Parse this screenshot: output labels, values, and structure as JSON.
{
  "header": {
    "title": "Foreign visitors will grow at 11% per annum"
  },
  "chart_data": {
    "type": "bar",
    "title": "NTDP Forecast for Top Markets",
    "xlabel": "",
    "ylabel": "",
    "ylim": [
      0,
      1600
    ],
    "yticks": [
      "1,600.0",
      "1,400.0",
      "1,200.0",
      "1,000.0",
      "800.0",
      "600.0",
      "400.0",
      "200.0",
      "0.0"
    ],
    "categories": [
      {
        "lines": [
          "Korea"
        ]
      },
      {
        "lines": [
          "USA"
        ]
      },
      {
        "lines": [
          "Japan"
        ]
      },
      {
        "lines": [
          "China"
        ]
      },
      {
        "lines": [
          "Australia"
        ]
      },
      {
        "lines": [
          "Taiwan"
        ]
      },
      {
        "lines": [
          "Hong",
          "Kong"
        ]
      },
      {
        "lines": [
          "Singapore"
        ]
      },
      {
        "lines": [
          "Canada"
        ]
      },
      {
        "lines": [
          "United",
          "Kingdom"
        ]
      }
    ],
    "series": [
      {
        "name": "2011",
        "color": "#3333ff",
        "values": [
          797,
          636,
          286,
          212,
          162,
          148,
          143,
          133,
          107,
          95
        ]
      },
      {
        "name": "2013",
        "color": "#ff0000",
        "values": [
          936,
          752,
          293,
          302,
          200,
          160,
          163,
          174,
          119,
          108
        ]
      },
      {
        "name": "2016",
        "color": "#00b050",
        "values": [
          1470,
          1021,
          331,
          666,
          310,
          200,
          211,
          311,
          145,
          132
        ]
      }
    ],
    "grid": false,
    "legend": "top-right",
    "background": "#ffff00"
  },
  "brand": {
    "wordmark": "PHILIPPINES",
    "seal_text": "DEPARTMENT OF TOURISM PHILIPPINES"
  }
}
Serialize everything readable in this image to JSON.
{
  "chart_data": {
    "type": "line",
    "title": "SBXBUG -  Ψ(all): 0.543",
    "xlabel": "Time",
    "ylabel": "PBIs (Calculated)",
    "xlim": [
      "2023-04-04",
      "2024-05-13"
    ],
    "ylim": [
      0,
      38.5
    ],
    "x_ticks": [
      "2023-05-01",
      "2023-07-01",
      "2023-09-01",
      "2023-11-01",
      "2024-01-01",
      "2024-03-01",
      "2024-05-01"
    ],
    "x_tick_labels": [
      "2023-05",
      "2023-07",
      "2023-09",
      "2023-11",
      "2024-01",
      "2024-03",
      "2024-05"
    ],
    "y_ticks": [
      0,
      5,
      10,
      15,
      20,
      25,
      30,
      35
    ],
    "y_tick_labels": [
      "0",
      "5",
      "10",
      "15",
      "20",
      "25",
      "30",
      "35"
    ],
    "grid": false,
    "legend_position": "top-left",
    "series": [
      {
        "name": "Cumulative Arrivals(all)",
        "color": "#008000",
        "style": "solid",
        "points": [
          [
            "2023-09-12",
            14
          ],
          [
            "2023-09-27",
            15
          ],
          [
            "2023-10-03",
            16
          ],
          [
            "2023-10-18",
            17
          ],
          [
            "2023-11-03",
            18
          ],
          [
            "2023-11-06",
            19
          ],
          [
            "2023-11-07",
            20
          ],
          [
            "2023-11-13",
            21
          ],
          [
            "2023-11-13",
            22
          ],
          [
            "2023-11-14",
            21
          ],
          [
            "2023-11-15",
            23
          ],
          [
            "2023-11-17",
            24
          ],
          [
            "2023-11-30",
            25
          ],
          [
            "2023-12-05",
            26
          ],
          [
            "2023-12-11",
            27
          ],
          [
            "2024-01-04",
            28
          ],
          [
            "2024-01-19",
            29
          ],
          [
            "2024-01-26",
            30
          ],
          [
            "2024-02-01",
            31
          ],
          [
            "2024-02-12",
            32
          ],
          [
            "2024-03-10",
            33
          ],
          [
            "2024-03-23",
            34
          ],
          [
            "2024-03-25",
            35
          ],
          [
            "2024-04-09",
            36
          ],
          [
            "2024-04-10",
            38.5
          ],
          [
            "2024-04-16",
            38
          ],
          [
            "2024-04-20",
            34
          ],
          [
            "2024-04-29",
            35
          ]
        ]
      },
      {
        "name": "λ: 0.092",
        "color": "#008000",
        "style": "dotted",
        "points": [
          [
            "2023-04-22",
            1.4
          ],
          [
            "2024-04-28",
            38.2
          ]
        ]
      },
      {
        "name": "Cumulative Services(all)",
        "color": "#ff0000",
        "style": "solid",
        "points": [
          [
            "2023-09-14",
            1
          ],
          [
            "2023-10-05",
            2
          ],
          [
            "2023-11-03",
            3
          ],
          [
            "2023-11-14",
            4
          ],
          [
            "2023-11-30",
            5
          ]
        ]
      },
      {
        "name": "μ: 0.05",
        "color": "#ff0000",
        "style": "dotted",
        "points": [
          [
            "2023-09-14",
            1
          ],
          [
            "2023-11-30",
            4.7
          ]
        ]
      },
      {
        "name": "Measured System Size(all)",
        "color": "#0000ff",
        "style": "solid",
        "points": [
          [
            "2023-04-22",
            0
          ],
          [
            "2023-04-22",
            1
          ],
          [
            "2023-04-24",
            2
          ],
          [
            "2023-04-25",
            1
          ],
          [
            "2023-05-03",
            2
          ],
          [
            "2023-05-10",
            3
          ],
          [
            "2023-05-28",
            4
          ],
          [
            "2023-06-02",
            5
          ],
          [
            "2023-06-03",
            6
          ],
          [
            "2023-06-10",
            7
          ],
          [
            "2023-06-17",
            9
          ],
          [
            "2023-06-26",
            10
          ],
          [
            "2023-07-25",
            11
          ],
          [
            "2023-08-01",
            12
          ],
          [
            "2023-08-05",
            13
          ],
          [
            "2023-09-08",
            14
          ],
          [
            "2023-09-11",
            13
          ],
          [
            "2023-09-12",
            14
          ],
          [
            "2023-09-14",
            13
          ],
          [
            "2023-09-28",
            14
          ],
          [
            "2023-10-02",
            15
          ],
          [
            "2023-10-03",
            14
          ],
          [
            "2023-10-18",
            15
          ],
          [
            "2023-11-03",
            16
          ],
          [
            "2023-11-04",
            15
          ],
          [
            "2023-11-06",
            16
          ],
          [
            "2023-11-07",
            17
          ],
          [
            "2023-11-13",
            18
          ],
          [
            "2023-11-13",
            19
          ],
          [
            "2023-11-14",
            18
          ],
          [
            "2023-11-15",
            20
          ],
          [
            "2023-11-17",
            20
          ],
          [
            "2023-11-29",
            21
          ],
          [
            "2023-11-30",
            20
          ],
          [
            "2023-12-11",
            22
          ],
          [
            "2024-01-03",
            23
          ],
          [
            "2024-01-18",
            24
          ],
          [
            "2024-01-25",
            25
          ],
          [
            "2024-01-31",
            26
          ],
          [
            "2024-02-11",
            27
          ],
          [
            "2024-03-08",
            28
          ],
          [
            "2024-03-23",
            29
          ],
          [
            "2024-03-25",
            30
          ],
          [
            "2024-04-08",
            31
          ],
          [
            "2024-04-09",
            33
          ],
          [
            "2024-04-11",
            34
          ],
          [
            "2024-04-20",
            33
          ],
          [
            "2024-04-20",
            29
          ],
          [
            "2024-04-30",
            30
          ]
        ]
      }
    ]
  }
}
_____
**DIRECTIVE**.
Copy out every line from the data above that has "name" in it.

**EXERCISE ANSWER**.
        "name": "2011",
        "name": "2013",
        "name": "2016",
        "name": "Cumulative Arrivals(all)",
        "name": "λ: 0.092",
        "name": "Cumulative Services(all)",
        "name": "μ: 0.05",
        "name": "Measured System Size(all)",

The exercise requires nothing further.